── Entries provided ──

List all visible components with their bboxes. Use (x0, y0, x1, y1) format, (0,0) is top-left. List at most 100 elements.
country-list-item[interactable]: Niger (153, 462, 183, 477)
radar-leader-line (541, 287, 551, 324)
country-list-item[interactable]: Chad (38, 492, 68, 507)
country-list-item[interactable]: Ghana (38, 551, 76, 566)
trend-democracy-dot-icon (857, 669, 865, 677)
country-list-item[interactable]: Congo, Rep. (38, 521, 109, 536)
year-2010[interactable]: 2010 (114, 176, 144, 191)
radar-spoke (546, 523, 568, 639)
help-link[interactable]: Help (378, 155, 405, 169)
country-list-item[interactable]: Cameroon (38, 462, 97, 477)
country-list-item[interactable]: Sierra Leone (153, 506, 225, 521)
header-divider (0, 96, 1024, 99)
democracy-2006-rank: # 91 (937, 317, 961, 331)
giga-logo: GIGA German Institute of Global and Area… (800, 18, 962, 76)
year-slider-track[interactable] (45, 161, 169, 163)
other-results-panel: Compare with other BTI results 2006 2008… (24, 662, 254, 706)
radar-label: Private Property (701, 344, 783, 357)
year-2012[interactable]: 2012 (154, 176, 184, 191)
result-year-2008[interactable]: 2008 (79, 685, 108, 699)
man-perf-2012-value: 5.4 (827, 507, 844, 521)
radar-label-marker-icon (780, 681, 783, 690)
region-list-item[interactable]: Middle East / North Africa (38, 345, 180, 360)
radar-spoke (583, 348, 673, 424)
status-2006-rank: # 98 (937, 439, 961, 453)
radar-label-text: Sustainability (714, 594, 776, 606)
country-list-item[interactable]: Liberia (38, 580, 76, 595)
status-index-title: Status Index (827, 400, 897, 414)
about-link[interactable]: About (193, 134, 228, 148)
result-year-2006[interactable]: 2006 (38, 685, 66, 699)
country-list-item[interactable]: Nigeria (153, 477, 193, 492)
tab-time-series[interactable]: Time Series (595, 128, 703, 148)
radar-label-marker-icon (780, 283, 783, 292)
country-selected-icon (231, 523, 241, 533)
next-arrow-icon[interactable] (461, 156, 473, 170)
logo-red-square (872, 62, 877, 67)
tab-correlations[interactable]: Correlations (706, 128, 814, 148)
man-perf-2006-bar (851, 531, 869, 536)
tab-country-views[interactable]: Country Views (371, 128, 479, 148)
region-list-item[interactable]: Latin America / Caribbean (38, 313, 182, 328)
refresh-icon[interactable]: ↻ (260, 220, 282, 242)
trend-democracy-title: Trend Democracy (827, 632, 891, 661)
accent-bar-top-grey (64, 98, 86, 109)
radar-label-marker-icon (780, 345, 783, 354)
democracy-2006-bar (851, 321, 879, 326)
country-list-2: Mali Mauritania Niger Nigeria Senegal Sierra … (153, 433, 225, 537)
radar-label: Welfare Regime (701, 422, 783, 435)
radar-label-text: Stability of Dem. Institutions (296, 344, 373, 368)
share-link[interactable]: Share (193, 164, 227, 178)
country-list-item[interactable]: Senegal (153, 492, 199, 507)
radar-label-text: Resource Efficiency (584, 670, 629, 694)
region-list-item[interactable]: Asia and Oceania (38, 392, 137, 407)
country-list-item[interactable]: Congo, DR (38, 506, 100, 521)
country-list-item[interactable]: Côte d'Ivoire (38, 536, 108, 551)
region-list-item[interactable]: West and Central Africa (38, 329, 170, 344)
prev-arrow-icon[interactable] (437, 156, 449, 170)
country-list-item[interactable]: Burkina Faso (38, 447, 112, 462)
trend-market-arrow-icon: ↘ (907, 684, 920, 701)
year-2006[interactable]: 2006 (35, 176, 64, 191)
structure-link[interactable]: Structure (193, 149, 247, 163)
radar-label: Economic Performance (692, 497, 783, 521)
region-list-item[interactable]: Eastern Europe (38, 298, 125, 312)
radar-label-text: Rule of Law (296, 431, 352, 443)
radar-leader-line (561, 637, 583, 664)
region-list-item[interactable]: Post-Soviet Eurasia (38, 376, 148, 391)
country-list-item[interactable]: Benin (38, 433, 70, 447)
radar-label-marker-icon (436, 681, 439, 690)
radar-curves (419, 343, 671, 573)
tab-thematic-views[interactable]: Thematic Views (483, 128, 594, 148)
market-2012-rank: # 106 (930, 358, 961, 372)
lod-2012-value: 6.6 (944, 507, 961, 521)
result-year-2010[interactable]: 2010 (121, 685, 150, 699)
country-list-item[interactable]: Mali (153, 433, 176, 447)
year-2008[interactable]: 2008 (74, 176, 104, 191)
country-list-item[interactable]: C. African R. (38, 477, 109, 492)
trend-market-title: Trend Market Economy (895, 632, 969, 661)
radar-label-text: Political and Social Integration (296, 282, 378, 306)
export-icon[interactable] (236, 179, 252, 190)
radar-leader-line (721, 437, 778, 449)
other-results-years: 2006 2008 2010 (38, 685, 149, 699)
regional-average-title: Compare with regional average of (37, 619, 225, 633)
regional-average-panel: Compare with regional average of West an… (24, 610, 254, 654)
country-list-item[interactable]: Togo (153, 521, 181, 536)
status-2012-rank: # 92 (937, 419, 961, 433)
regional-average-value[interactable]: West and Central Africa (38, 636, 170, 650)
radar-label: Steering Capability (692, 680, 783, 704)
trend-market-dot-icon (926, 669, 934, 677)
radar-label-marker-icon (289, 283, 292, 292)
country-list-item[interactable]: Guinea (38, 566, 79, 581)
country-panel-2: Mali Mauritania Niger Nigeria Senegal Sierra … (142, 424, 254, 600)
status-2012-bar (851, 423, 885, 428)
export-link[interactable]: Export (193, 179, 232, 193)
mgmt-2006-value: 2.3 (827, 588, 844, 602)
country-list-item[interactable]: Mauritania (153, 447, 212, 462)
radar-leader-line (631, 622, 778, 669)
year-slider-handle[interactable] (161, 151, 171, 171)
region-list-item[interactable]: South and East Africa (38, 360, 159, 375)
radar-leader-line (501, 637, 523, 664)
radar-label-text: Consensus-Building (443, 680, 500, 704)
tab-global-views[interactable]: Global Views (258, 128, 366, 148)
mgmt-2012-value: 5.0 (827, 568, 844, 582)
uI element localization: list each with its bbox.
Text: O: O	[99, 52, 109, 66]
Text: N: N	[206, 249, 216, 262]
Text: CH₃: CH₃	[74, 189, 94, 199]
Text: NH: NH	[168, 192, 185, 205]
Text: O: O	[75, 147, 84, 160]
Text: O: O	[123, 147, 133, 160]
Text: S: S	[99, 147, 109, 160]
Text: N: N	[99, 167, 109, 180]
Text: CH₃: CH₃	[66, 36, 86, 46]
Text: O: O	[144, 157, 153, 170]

───

**What is being asked**
Convert every line of the records above into a Markdown table with the columns "No." and "Record line", numbering the rows in order and skipping blank lines.

**Response**
| No. | Record line |
|---|---|
| 1 | List all visible components with their bboxes. Use (x0, y0, x1, y1) format, (0,0) is top-left. List at most 100 elements. |
| 2 | country-list-item[interactable]: Niger (153, 462, 183, 477) |
| 3 | radar-leader-line (541, 287, 551, 324) |
| 4 | country-list-item[interactable]: Chad (38, 492, 68, 507) |
| 5 | country-list-item[interactable]: Ghana (38, 551, 76, 566) |
| 6 | trend-democracy-dot-icon (857, 669, 865, 677) |
| 7 | country-list-item[interactable]: Congo, Rep. (38, 521, 109, 536) |
| 8 | year-2010[interactable]: 2010 (114, 176, 144, 191) |
| 9 | radar-spoke (546, 523, 568, 639) |
| 10 | help-link[interactable]: Help (378, 155, 405, 169) |
| 11 | country-list-item[interactable]: Cameroon (38, 462, 97, 477) |
| 12 | country-list-item[interactable]: Sierra Leone (153, 506, 225, 521) |
| 13 | header-divider (0, 96, 1024, 99) |
| 14 | democracy-2006-rank: # 91 (937, 317, 961, 331) |
| 15 | giga-logo: GIGA German Institute of Global and Area… (800, 18, 962, 76) |
| 16 | year-slider-track[interactable] (45, 161, 169, 163) |
| 17 | other-results-panel: Compare with other BTI results 2006 2008… (24, 662, 254, 706) |
| 18 | radar-label: Private Property (701, 344, 783, 357) |
| 19 | year-2012[interactable]: 2012 (154, 176, 184, 191) |
| 20 | result-year-2008[interactable]: 2008 (79, 685, 108, 699) |
| 21 | man-perf-2012-value: 5.4 (827, 507, 844, 521) |
| 22 | radar-label-marker-icon (780, 681, 783, 690) |
| 23 | region-list-item[interactable]: Middle East / North Africa (38, 345, 180, 360) |
| 24 | radar-spoke (583, 348, 673, 424) |
| 25 | status-2006-rank: # 98 (937, 439, 961, 453) |
| 26 | radar-label-text: Sustainability (714, 594, 776, 606) |
| 27 | country-list-item[interactable]: Liberia (38, 580, 76, 595) |
| 28 | status-index-title: Status Index (827, 400, 897, 414) |
| 29 | about-link[interactable]: About (193, 134, 228, 148) |
| 30 | result-year-2006[interactable]: 2006 (38, 685, 66, 699) |
| 31 | country-list-item[interactable]: Nigeria (153, 477, 193, 492) |
| 32 | tab-time-series[interactable]: Time Series (595, 128, 703, 148) |
| 33 | radar-label-marker-icon (780, 283, 783, 292) |
| 34 | country-selected-icon (231, 523, 241, 533) |
| 35 | next-arrow-icon[interactable] (461, 156, 473, 170) |
| 36 | logo-red-square (872, 62, 877, 67) |
| 37 | tab-correlations[interactable]: Correlations (706, 128, 814, 148) |
| 38 | man-perf-2006-bar (851, 531, 869, 536) |
| 39 | tab-country-views[interactable]: Country Views (371, 128, 479, 148) |
| 40 | region-list-item[interactable]: Latin America / Caribbean (38, 313, 182, 328) |
| 41 | refresh-icon[interactable]: ↻ (260, 220, 282, 242) |
| 42 | trend-democracy-title: Trend Democracy (827, 632, 891, 661) |
| 43 | accent-bar-top-grey (64, 98, 86, 109) |
| 44 | radar-label-marker-icon (780, 345, 783, 354) |
| 45 | democracy-2006-bar (851, 321, 879, 326) |
| 46 | country-list-2: Mali Mauritania Niger Nigeria Senegal Sierra … (153, 433, 225, 537) |
| 47 | radar-label: Welfare Regime (701, 422, 783, 435) |
| 48 | radar-label-text: Stability of Dem. Institutions (296, 344, 373, 368) |
| 49 | share-link[interactable]: Share (193, 164, 227, 178) |
| 50 | country-list-item[interactable]: Senegal (153, 492, 199, 507) |
| 51 | radar-label-text: Resource Efficiency (584, 670, 629, 694) |
| 52 | region-list-item[interactable]: Asia and Oceania (38, 392, 137, 407) |
| 53 | country-list-item[interactable]: Congo, DR (38, 506, 100, 521) |
| 54 | country-list-item[interactable]: Côte d'Ivoire (38, 536, 108, 551) |
| 55 | region-list-item[interactable]: West and Central Africa (38, 329, 170, 344) |
| 56 | prev-arrow-icon[interactable] (437, 156, 449, 170) |
| 57 | country-list-item[interactable]: Burkina Faso (38, 447, 112, 462) |
| 58 | trend-market-arrow-icon: ↘ (907, 684, 920, 701) |
| 59 | year-2006[interactable]: 2006 (35, 176, 64, 191) |
| 60 | structure-link[interactable]: Structure (193, 149, 247, 163) |
| 61 | radar-label: Economic Performance (692, 497, 783, 521) |
| 62 | region-list-item[interactable]: Eastern Europe (38, 298, 125, 312) |
| 63 | radar-label-text: Rule of Law (296, 431, 352, 443) |
| 64 | radar-leader-line (561, 637, 583, 664) |
| 65 | region-list-item[interactable]: Post-Soviet Eurasia (38, 376, 148, 391) |
| 66 | country-list-item[interactable]: Benin (38, 433, 70, 447) |
| 67 | radar-label-marker-icon (436, 681, 439, 690) |
| 68 | radar-curves (419, 343, 671, 573) |
| 69 | tab-thematic-views[interactable]: Thematic Views (483, 128, 594, 148) |
| 70 | market-2012-rank: # 106 (930, 358, 961, 372) |
| 71 | lod-2012-value: 6.6 (944, 507, 961, 521) |
| 72 | result-year-2010[interactable]: 2010 (121, 685, 150, 699) |
| 73 | country-list-item[interactable]: Mali (153, 433, 176, 447) |
| 74 | year-2008[interactable]: 2008 (74, 176, 104, 191) |
| 75 | country-list-item[interactable]: C. African R. (38, 477, 109, 492) |
| 76 | trend-market-title: Trend Market Economy (895, 632, 969, 661) |
| 77 | radar-label-text: Political and Social Integration (296, 282, 378, 306) |
| 78 | export-icon[interactable] (236, 179, 252, 190) |
| 79 | radar-leader-line (721, 437, 778, 449) |
| 80 | other-results-years: 2006 2008 2010 (38, 685, 149, 699) |
| 81 | regional-average-title: Compare with regional average of (37, 619, 225, 633) |
| 82 | regional-average-panel: Compare with regional average of West an… (24, 610, 254, 654) |
| 83 | country-list-item[interactable]: Togo (153, 521, 181, 536) |
| 84 | status-2012-rank: # 92 (937, 419, 961, 433) |
| 85 | regional-average-value[interactable]: West and Central Africa (38, 636, 170, 650) |
| 86 | radar-label: Steering Capability (692, 680, 783, 704) |
| 87 | trend-market-dot-icon (926, 669, 934, 677) |
| 88 | radar-label-marker-icon (289, 283, 292, 292) |
| 89 | country-list-item[interactable]: Guinea (38, 566, 79, 581) |
| 90 | country-panel-2: Mali Mauritania Niger Nigeria Senegal Sierra … (142, 424, 254, 600) |
| 91 | status-2012-bar (851, 423, 885, 428) |
| 92 | export-link[interactable]: Export (193, 179, 232, 193) |
| 93 | mgmt-2006-value: 2.3 (827, 588, 844, 602) |
| 94 | country-list-item[interactable]: Mauritania (153, 447, 212, 462) |
| 95 | radar-leader-line (631, 622, 778, 669) |
| 96 | year-slider-handle[interactable] (161, 151, 171, 171) |
| 97 | region-list-item[interactable]: South and East Africa (38, 360, 159, 375) |
| 98 | radar-leader-line (501, 637, 523, 664) |
| 99 | radar-label-text: Consensus-Building (443, 680, 500, 704) |
| 100 | tab-global-views[interactable]: Global Views (258, 128, 366, 148) |
| 101 | mgmt-2012-value: 5.0 (827, 568, 844, 582) |
| 102 | uI element localization: list each with its bbox. |
| 103 | Text: O: O	[99, 52, 109, 66] |
| 104 | Text: N: N	[206, 249, 216, 262] |
| 105 | Text: CH₃: CH₃	[74, 189, 94, 199] |
| 106 | Text: NH: NH	[168, 192, 185, 205] |
| 107 | Text: O: O	[75, 147, 84, 160] |
| 108 | Text: O: O	[123, 147, 133, 160] |
| 109 | Text: S: S	[99, 147, 109, 160] |
| 110 | Text: N: N	[99, 167, 109, 180] |
| 111 | Text: CH₃: CH₃	[66, 36, 86, 46] |
| 112 | Text: O: O	[144, 157, 153, 170] |